(Data records)
+--

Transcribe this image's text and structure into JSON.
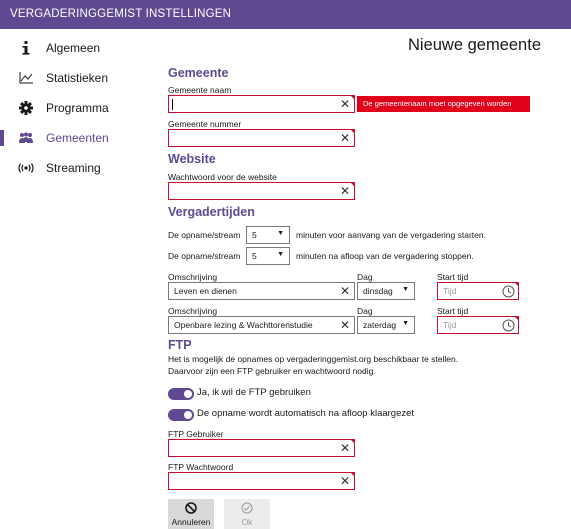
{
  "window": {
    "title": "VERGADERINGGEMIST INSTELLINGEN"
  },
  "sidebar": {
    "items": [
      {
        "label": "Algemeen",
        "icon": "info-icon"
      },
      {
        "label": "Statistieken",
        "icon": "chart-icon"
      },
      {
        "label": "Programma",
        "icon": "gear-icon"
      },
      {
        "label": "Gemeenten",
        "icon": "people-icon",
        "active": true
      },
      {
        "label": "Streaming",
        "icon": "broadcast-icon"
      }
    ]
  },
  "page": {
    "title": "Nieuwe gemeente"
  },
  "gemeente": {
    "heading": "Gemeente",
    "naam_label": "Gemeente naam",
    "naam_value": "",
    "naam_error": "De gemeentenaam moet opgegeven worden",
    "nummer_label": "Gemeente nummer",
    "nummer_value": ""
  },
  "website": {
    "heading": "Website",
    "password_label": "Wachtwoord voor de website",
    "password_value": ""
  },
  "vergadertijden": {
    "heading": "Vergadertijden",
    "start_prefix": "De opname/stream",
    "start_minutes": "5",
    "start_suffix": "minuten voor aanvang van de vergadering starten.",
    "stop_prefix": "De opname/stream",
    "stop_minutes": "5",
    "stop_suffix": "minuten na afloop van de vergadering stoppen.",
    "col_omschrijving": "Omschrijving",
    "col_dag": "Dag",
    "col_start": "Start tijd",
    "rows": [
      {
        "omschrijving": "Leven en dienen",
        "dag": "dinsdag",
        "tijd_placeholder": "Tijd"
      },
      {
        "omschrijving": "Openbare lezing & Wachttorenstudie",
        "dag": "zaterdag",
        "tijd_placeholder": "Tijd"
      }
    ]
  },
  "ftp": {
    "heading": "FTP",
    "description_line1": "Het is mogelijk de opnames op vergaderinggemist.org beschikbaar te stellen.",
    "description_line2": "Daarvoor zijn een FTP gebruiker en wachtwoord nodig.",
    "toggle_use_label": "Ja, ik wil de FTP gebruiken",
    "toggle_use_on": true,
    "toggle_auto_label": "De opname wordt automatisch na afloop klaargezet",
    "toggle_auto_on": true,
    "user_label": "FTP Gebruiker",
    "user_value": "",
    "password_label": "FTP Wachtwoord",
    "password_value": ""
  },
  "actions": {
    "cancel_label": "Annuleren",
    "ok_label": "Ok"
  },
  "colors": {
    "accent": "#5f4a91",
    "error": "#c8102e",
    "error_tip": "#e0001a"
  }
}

+--

AIM:
Scan the listing above for the word "true" and copy every line that holds it.

FULL OUTPUT:
        "active": true
    "toggle_use_on": true,
    "toggle_auto_on": true,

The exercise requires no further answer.